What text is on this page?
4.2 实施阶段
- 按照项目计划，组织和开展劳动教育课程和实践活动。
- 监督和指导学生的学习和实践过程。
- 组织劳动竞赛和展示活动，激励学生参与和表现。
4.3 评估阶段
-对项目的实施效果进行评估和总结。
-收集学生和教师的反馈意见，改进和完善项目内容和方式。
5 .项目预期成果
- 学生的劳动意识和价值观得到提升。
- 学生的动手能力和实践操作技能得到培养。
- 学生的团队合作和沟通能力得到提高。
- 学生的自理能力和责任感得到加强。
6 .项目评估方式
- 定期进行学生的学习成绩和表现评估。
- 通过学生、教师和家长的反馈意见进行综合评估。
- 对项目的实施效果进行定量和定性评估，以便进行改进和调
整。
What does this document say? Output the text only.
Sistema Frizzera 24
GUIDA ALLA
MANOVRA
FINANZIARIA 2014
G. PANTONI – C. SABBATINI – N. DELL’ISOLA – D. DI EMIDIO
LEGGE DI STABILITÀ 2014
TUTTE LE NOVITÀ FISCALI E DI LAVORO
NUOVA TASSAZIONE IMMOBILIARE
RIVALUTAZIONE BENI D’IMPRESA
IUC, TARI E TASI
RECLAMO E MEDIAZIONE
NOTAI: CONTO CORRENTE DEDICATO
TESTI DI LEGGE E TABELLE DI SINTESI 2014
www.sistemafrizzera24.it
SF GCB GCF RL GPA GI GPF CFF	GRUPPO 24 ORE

**Exercise instructions:** Copy every line in the listing above where the string "text" turns up.

**In response:**
What text is on this page?
What does this document say? Output the text only.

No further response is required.